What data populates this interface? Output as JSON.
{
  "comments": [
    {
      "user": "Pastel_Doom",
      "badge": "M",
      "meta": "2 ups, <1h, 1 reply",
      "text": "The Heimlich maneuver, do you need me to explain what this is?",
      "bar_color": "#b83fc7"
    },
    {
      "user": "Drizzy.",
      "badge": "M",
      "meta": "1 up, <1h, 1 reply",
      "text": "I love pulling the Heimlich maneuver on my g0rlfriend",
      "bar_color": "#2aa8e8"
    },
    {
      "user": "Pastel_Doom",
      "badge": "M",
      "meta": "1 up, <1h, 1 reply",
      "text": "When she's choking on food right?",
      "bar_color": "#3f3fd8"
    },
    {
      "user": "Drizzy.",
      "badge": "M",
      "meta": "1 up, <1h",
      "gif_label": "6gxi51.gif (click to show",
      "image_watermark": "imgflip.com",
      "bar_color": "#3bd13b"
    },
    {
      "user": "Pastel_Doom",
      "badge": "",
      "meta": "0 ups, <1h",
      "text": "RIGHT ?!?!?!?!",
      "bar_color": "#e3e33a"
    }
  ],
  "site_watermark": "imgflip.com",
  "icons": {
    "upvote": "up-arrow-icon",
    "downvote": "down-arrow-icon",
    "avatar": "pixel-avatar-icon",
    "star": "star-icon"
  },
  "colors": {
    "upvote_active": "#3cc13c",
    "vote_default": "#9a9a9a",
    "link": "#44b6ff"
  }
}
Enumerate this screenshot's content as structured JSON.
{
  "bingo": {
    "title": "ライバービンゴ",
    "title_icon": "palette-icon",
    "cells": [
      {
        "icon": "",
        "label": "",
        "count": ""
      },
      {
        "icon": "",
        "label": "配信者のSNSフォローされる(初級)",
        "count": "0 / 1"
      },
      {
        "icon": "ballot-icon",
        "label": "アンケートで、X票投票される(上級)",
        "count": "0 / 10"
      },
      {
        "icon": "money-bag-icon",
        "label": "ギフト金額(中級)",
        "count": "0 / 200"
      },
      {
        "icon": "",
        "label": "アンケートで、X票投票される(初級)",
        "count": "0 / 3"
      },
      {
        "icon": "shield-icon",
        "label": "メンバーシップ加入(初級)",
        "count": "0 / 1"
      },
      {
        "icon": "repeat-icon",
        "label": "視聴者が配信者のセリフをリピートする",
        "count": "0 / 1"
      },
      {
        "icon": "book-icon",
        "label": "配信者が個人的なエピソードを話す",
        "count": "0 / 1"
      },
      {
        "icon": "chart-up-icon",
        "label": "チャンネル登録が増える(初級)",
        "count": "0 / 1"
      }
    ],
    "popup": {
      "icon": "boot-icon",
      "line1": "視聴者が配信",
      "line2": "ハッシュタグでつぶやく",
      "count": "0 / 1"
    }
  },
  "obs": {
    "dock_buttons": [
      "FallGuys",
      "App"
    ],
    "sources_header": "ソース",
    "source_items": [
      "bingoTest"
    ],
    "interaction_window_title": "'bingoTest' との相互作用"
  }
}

□ □ □ □ □ □ □

Exercise >> Take the listing above and set it down exactly.

Full response >>
What data populates this interface? Output as JSON.
{
  "comments": [
    {
      "user": "Pastel_Doom",
      "badge": "M",
      "meta": "2 ups, <1h, 1 reply",
      "text": "The Heimlich maneuver, do you need me to explain what this is?",
      "bar_color": "#b83fc7"
    },
    {
      "user": "Drizzy.",
      "badge": "M",
      "meta": "1 up, <1h, 1 reply",
      "text": "I love pulling the Heimlich maneuver on my g0rlfriend",
      "bar_color": "#2aa8e8"
    },
    {
      "user": "Pastel_Doom",
      "badge": "M",
      "meta": "1 up, <1h, 1 reply",
      "text": "When she's choking on food right?",
      "bar_color": "#3f3fd8"
    },
    {
      "user": "Drizzy.",
      "badge": "M",
      "meta": "1 up, <1h",
      "gif_label": "6gxi51.gif (click to show",
      "image_watermark": "imgflip.com",
      "bar_color": "#3bd13b"
    },
    {
      "user": "Pastel_Doom",
      "badge": "",
      "meta": "0 ups, <1h",
      "text": "RIGHT ?!?!?!?!",
      "bar_color": "#e3e33a"
    }
  ],
  "site_watermark": "imgflip.com",
  "icons": {
    "upvote": "up-arrow-icon",
    "downvote": "down-arrow-icon",
    "avatar": "pixel-avatar-icon",
    "star": "star-icon"
  },
  "colors": {
    "upvote_active": "#3cc13c",
    "vote_default": "#9a9a9a",
    "link": "#44b6ff"
  }
}
Enumerate this screenshot's content as structured JSON.
{
  "bingo": {
    "title": "ライバービンゴ",
    "title_icon": "palette-icon",
    "cells": [
      {
        "icon": "",
        "label": "",
        "count": ""
      },
      {
        "icon": "",
        "label": "配信者のSNSフォローされる(初級)",
        "count": "0 / 1"
      },
      {
        "icon": "ballot-icon",
        "label": "アンケートで、X票投票される(上級)",
        "count": "0 / 10"
      },
      {
        "icon": "money-bag-icon",
        "label": "ギフト金額(中級)",
        "count": "0 / 200"
      },
      {
        "icon": "",
        "label": "アンケートで、X票投票される(初級)",
        "count": "0 / 3"
      },
      {
        "icon": "shield-icon",
        "label": "メンバーシップ加入(初級)",
        "count": "0 / 1"
      },
      {
        "icon": "repeat-icon",
        "label": "視聴者が配信者のセリフをリピートする",
        "count": "0 / 1"
      },
      {
        "icon": "book-icon",
        "label": "配信者が個人的なエピソードを話す",
        "count": "0 / 1"
      },
      {
        "icon": "chart-up-icon",
        "label": "チャンネル登録が増える(初級)",
        "count": "0 / 1"
      }
    ],
    "popup": {
      "icon": "boot-icon",
      "line1": "視聴者が配信",
      "line2": "ハッシュタグでつぶやく",
      "count": "0 / 1"
    }
  },
  "obs": {
    "dock_buttons": [
      "FallGuys",
      "App"
    ],
    "sources_header": "ソース",
    "source_items": [
      "bingoTest"
    ],
    "interaction_window_title": "'bingoTest' との相互作用"
  }
}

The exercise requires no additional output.